── DATASET EXCERPTS ──

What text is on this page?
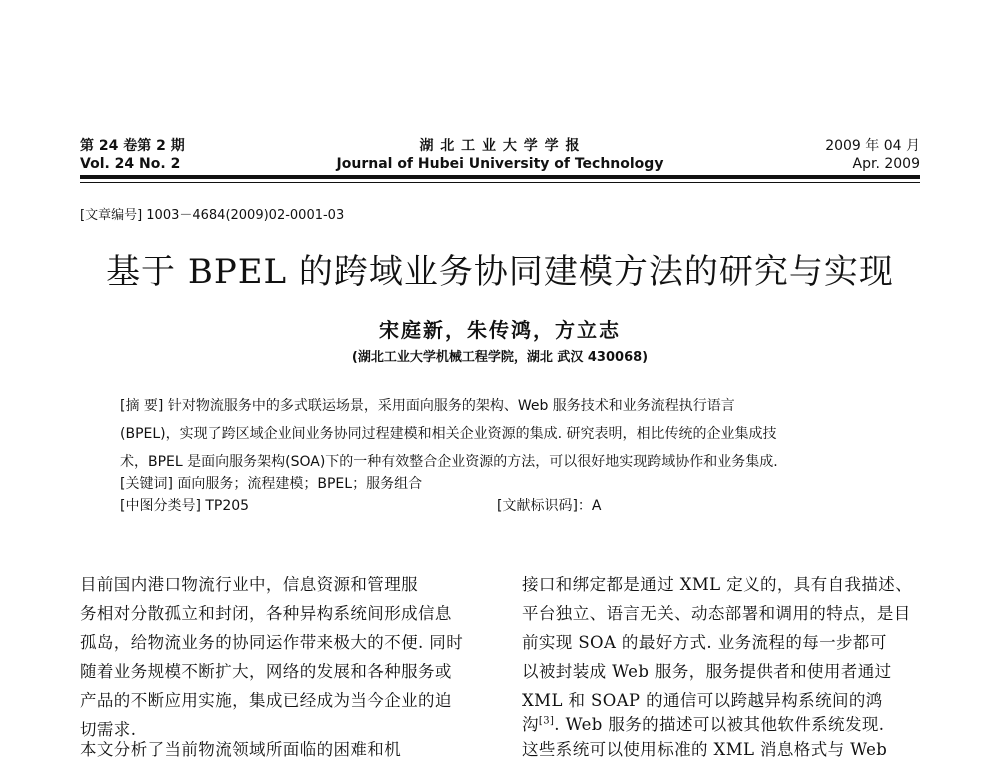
第 24 卷第 2 期	湖 北 工 业 大 学 学 报	2009 年 04 月
Vol. 24 No. 2	Journal of Hubei University of Technology	Apr. 2009
[文章编号] 1003－4684(2009)02-0001-03
基于 BPEL 的跨域业务协同建模方法的研究与实现
宋庭新，朱传鸿，方立志
(湖北工业大学机械工程学院，湖北 武汉 430068)
[摘 要] 针对物流服务中的多式联运场景，采用面向服务的架构、Web 服务技术和业务流程执行语言
(BPEL)，实现了跨区域企业间业务协同过程建模和相关企业资源的集成. 研究表明，相比传统的企业集成技
术，BPEL 是面向服务架构(SOA)下的一种有效整合企业资源的方法，可以很好地实现跨域协作和业务集成.
[关键词] 面向服务；流程建模；BPEL；服务组合
[中图分类号] TP205	[文献标识码]：A
目前国内港口物流行业中，信息资源和管理服
务相对分散孤立和封闭，各种异构系统间形成信息
孤岛，给物流业务的协同运作带来极大的不便. 同时
随着业务规模不断扩大，网络的发展和各种服务或
产品的不断应用实施，集成已经成为当今企业的迫
切需求.
本文分析了当前物流领域所面临的困难和机
接口和绑定都是通过 XML 定义的，具有自我描述、
平台独立、语言无关、动态部署和调用的特点，是目
前实现 SOA 的最好方式. 业务流程的每一步都可
以被封装成 Web 服务，服务提供者和使用者通过
XML 和 SOAP 的通信可以跨越异构系统间的鸿
沟[3]. Web 服务的描述可以被其他软件系统发现.
这些系统可以使用标准的 XML 消息格式与 Web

───

Omit the pictures. Transcribe every record exactly.

* **RESPONSE TO THE TASK**:
What text is on this page?
第 24 卷第 2 期	湖 北 工 业 大 学 学 报	2009 年 04 月
Vol. 24 No. 2	Journal of Hubei University of Technology	Apr. 2009
[文章编号] 1003－4684(2009)02-0001-03
基于 BPEL 的跨域业务协同建模方法的研究与实现
宋庭新，朱传鸿，方立志
(湖北工业大学机械工程学院，湖北 武汉 430068)
[摘 要] 针对物流服务中的多式联运场景，采用面向服务的架构、Web 服务技术和业务流程执行语言
(BPEL)，实现了跨区域企业间业务协同过程建模和相关企业资源的集成. 研究表明，相比传统的企业集成技
术，BPEL 是面向服务架构(SOA)下的一种有效整合企业资源的方法，可以很好地实现跨域协作和业务集成.
[关键词] 面向服务；流程建模；BPEL；服务组合
[中图分类号] TP205	[文献标识码]：A
目前国内港口物流行业中，信息资源和管理服
务相对分散孤立和封闭，各种异构系统间形成信息
孤岛，给物流业务的协同运作带来极大的不便. 同时
随着业务规模不断扩大，网络的发展和各种服务或
产品的不断应用实施，集成已经成为当今企业的迫
切需求.
本文分析了当前物流领域所面临的困难和机
接口和绑定都是通过 XML 定义的，具有自我描述、
平台独立、语言无关、动态部署和调用的特点，是目
前实现 SOA 的最好方式. 业务流程的每一步都可
以被封装成 Web 服务，服务提供者和使用者通过
XML 和 SOAP 的通信可以跨越异构系统间的鸿
沟[3]. Web 服务的描述可以被其他软件系统发现.
这些系统可以使用标准的 XML 消息格式与 Web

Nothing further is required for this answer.